Source data:
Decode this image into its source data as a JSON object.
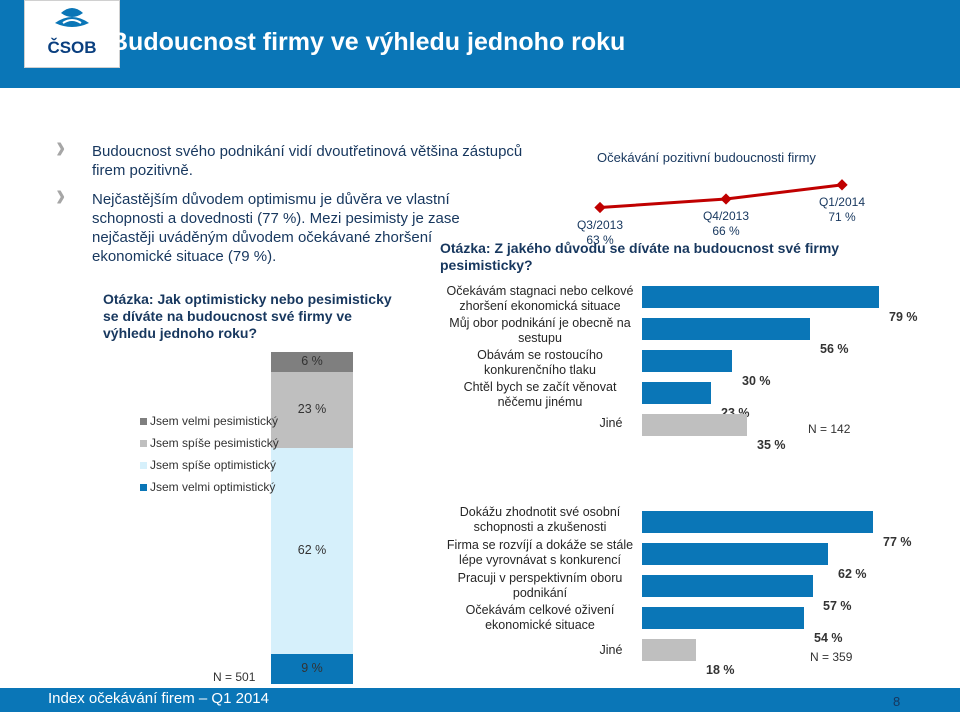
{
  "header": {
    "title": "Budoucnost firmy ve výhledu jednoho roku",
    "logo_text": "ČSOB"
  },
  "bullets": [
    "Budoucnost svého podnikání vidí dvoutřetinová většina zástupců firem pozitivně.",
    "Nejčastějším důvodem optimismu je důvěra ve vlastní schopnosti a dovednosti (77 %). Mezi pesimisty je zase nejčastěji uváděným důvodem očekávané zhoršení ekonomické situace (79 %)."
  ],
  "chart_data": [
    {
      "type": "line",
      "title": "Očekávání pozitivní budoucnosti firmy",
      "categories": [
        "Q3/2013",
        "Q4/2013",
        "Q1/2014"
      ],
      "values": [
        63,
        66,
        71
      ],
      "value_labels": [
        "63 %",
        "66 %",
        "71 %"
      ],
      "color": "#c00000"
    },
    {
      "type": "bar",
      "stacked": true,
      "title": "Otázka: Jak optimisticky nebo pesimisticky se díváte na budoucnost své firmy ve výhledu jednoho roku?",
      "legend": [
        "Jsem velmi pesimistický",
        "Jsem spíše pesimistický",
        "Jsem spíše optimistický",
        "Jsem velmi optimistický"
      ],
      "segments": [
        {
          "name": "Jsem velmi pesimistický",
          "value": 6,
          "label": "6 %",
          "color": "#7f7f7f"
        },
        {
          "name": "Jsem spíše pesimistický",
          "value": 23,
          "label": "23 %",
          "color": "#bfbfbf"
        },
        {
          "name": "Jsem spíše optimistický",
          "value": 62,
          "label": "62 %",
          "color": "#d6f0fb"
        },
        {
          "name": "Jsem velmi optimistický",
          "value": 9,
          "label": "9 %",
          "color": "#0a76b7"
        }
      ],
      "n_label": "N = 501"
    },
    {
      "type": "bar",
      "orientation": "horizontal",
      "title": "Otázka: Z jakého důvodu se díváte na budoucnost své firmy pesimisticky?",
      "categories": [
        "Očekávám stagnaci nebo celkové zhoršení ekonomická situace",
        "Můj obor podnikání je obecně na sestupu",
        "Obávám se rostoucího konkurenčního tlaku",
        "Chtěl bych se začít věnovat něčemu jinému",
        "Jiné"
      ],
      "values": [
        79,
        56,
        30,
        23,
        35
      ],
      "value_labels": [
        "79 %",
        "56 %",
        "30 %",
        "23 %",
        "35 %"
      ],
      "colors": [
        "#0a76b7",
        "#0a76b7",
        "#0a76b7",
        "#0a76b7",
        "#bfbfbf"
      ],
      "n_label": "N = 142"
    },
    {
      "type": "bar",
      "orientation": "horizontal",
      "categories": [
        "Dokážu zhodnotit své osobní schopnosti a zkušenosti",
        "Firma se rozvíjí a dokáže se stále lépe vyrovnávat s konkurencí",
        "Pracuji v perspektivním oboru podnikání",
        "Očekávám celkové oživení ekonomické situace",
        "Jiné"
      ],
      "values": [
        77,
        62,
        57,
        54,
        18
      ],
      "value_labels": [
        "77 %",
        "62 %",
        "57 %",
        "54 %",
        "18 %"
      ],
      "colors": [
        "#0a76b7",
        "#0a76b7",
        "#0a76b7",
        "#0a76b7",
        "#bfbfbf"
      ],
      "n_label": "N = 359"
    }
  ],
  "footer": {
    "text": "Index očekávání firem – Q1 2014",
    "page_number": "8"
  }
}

*Your instructions*
Your task is to repeat the data above exactly while excluding the pictures.

*Solution for this task*
Decode this image into its source data as a JSON object.
{
  "header": {
    "title": "Budoucnost firmy ve výhledu jednoho roku",
    "logo_text": "ČSOB"
  },
  "bullets": [
    "Budoucnost svého podnikání vidí dvoutřetinová většina zástupců firem pozitivně.",
    "Nejčastějším důvodem optimismu je důvěra ve vlastní schopnosti a dovednosti (77 %). Mezi pesimisty je zase nejčastěji uváděným důvodem očekávané zhoršení ekonomické situace (79 %)."
  ],
  "chart_data": [
    {
      "type": "line",
      "title": "Očekávání pozitivní budoucnosti firmy",
      "categories": [
        "Q3/2013",
        "Q4/2013",
        "Q1/2014"
      ],
      "values": [
        63,
        66,
        71
      ],
      "value_labels": [
        "63 %",
        "66 %",
        "71 %"
      ],
      "color": "#c00000"
    },
    {
      "type": "bar",
      "stacked": true,
      "title": "Otázka: Jak optimisticky nebo pesimisticky se díváte na budoucnost své firmy ve výhledu jednoho roku?",
      "legend": [
        "Jsem velmi pesimistický",
        "Jsem spíše pesimistický",
        "Jsem spíše optimistický",
        "Jsem velmi optimistický"
      ],
      "segments": [
        {
          "name": "Jsem velmi pesimistický",
          "value": 6,
          "label": "6 %",
          "color": "#7f7f7f"
        },
        {
          "name": "Jsem spíše pesimistický",
          "value": 23,
          "label": "23 %",
          "color": "#bfbfbf"
        },
        {
          "name": "Jsem spíše optimistický",
          "value": 62,
          "label": "62 %",
          "color": "#d6f0fb"
        },
        {
          "name": "Jsem velmi optimistický",
          "value": 9,
          "label": "9 %",
          "color": "#0a76b7"
        }
      ],
      "n_label": "N = 501"
    },
    {
      "type": "bar",
      "orientation": "horizontal",
      "title": "Otázka: Z jakého důvodu se díváte na budoucnost své firmy pesimisticky?",
      "categories": [
        "Očekávám stagnaci nebo celkové zhoršení ekonomická situace",
        "Můj obor podnikání je obecně na sestupu",
        "Obávám se rostoucího konkurenčního tlaku",
        "Chtěl bych se začít věnovat něčemu jinému",
        "Jiné"
      ],
      "values": [
        79,
        56,
        30,
        23,
        35
      ],
      "value_labels": [
        "79 %",
        "56 %",
        "30 %",
        "23 %",
        "35 %"
      ],
      "colors": [
        "#0a76b7",
        "#0a76b7",
        "#0a76b7",
        "#0a76b7",
        "#bfbfbf"
      ],
      "n_label": "N = 142"
    },
    {
      "type": "bar",
      "orientation": "horizontal",
      "categories": [
        "Dokážu zhodnotit své osobní schopnosti a zkušenosti",
        "Firma se rozvíjí a dokáže se stále lépe vyrovnávat s konkurencí",
        "Pracuji v perspektivním oboru podnikání",
        "Očekávám celkové oživení ekonomické situace",
        "Jiné"
      ],
      "values": [
        77,
        62,
        57,
        54,
        18
      ],
      "value_labels": [
        "77 %",
        "62 %",
        "57 %",
        "54 %",
        "18 %"
      ],
      "colors": [
        "#0a76b7",
        "#0a76b7",
        "#0a76b7",
        "#0a76b7",
        "#bfbfbf"
      ],
      "n_label": "N = 359"
    }
  ],
  "footer": {
    "text": "Index očekávání firem – Q1 2014",
    "page_number": "8"
  }
}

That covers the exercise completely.